- [ENTRIES SUPPLIED]:
▽

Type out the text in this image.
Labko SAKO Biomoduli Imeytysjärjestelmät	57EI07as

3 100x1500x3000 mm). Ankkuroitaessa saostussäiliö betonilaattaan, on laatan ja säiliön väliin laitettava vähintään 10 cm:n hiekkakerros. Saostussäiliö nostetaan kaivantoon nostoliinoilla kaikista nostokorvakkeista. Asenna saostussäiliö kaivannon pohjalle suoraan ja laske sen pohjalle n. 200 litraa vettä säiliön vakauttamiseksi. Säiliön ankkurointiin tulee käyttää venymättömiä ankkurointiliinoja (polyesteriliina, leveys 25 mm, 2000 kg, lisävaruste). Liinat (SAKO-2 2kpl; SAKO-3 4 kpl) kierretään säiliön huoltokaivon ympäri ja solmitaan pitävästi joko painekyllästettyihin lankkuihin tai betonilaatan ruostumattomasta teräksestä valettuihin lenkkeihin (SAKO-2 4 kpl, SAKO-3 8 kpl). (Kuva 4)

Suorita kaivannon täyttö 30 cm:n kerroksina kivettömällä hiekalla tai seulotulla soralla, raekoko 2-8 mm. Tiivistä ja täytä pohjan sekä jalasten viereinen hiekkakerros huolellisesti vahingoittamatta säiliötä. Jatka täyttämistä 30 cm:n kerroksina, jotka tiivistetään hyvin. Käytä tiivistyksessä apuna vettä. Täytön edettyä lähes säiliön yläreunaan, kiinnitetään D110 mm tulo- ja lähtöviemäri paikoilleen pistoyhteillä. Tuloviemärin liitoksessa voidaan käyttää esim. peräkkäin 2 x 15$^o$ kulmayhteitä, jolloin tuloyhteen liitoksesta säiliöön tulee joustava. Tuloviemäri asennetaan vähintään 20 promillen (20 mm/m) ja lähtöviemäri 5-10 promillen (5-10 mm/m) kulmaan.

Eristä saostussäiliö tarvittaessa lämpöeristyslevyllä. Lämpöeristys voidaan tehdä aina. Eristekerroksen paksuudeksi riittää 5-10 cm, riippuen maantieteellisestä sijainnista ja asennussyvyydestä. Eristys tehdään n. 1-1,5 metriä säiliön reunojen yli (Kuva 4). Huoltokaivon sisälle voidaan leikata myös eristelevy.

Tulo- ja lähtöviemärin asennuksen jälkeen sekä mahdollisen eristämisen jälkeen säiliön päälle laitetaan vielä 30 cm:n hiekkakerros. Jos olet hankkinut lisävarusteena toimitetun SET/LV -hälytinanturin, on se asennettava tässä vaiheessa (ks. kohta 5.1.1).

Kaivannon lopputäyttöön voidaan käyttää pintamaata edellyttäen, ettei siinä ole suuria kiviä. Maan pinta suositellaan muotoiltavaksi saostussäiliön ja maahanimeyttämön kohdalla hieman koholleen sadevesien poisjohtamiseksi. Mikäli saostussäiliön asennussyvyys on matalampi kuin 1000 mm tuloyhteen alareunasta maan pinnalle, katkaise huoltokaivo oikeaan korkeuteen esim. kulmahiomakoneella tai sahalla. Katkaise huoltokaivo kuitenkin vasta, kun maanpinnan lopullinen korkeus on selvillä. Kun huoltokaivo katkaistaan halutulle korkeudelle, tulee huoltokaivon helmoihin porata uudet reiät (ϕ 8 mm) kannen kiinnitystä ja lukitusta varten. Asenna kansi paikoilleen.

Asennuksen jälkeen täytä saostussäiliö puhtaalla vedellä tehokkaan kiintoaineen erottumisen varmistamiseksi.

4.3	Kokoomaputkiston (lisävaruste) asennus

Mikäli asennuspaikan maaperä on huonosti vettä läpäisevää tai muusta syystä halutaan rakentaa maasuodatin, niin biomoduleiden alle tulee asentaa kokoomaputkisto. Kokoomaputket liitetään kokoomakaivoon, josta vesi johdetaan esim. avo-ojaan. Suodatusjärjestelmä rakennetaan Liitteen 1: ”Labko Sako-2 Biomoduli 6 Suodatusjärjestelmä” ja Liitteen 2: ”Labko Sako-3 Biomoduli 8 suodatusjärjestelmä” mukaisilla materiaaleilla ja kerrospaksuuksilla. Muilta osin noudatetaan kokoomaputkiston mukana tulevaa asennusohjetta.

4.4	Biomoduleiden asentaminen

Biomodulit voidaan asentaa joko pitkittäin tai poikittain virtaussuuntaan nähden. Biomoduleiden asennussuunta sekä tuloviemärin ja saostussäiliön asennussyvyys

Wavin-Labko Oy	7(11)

△

- [WRITTEN PROBLEM]: Each line of the listing should be copied exactly.

- [ANSWER TO THIS EXERCISE]:
Type out the text in this image.
Labko SAKO Biomoduli Imeytysjärjestelmät	57EI07as

3 100x1500x3000 mm). Ankkuroitaessa saostussäiliö betonilaattaan, on laatan ja säiliön väliin laitettava vähintään 10 cm:n hiekkakerros. Saostussäiliö nostetaan kaivantoon nostoliinoilla kaikista nostokorvakkeista. Asenna saostussäiliö kaivannon pohjalle suoraan ja laske sen pohjalle n. 200 litraa vettä säiliön vakauttamiseksi. Säiliön ankkurointiin tulee käyttää venymättömiä ankkurointiliinoja (polyesteriliina, leveys 25 mm, 2000 kg, lisävaruste). Liinat (SAKO-2 2kpl; SAKO-3 4 kpl) kierretään säiliön huoltokaivon ympäri ja solmitaan pitävästi joko painekyllästettyihin lankkuihin tai betonilaatan ruostumattomasta teräksestä valettuihin lenkkeihin (SAKO-2 4 kpl, SAKO-3 8 kpl). (Kuva 4)

Suorita kaivannon täyttö 30 cm:n kerroksina kivettömällä hiekalla tai seulotulla soralla, raekoko 2-8 mm. Tiivistä ja täytä pohjan sekä jalasten viereinen hiekkakerros huolellisesti vahingoittamatta säiliötä. Jatka täyttämistä 30 cm:n kerroksina, jotka tiivistetään hyvin. Käytä tiivistyksessä apuna vettä. Täytön edettyä lähes säiliön yläreunaan, kiinnitetään D110 mm tulo- ja lähtöviemäri paikoilleen pistoyhteillä. Tuloviemärin liitoksessa voidaan käyttää esim. peräkkäin 2 x 15$^o$ kulmayhteitä, jolloin tuloyhteen liitoksesta säiliöön tulee joustava. Tuloviemäri asennetaan vähintään 20 promillen (20 mm/m) ja lähtöviemäri 5-10 promillen (5-10 mm/m) kulmaan.

Eristä saostussäiliö tarvittaessa lämpöeristyslevyllä. Lämpöeristys voidaan tehdä aina. Eristekerroksen paksuudeksi riittää 5-10 cm, riippuen maantieteellisestä sijainnista ja asennussyvyydestä. Eristys tehdään n. 1-1,5 metriä säiliön reunojen yli (Kuva 4). Huoltokaivon sisälle voidaan leikata myös eristelevy.

Tulo- ja lähtöviemärin asennuksen jälkeen sekä mahdollisen eristämisen jälkeen säiliön päälle laitetaan vielä 30 cm:n hiekkakerros. Jos olet hankkinut lisävarusteena toimitetun SET/LV -hälytinanturin, on se asennettava tässä vaiheessa (ks. kohta 5.1.1).

Kaivannon lopputäyttöön voidaan käyttää pintamaata edellyttäen, ettei siinä ole suuria kiviä. Maan pinta suositellaan muotoiltavaksi saostussäiliön ja maahanimeyttämön kohdalla hieman koholleen sadevesien poisjohtamiseksi. Mikäli saostussäiliön asennussyvyys on matalampi kuin 1000 mm tuloyhteen alareunasta maan pinnalle, katkaise huoltokaivo oikeaan korkeuteen esim. kulmahiomakoneella tai sahalla. Katkaise huoltokaivo kuitenkin vasta, kun maanpinnan lopullinen korkeus on selvillä. Kun huoltokaivo katkaistaan halutulle korkeudelle, tulee huoltokaivon helmoihin porata uudet reiät (ϕ 8 mm) kannen kiinnitystä ja lukitusta varten. Asenna kansi paikoilleen.

Asennuksen jälkeen täytä saostussäiliö puhtaalla vedellä tehokkaan kiintoaineen erottumisen varmistamiseksi.

4.3	Kokoomaputkiston (lisävaruste) asennus

Mikäli asennuspaikan maaperä on huonosti vettä läpäisevää tai muusta syystä halutaan rakentaa maasuodatin, niin biomoduleiden alle tulee asentaa kokoomaputkisto. Kokoomaputket liitetään kokoomakaivoon, josta vesi johdetaan esim. avo-ojaan. Suodatusjärjestelmä rakennetaan Liitteen 1: ”Labko Sako-2 Biomoduli 6 Suodatusjärjestelmä” ja Liitteen 2: ”Labko Sako-3 Biomoduli 8 suodatusjärjestelmä” mukaisilla materiaaleilla ja kerrospaksuuksilla. Muilta osin noudatetaan kokoomaputkiston mukana tulevaa asennusohjetta.

4.4	Biomoduleiden asentaminen

Biomodulit voidaan asentaa joko pitkittäin tai poikittain virtaussuuntaan nähden. Biomoduleiden asennussuunta sekä tuloviemärin ja saostussäiliön asennussyvyys

Wavin-Labko Oy	7(11)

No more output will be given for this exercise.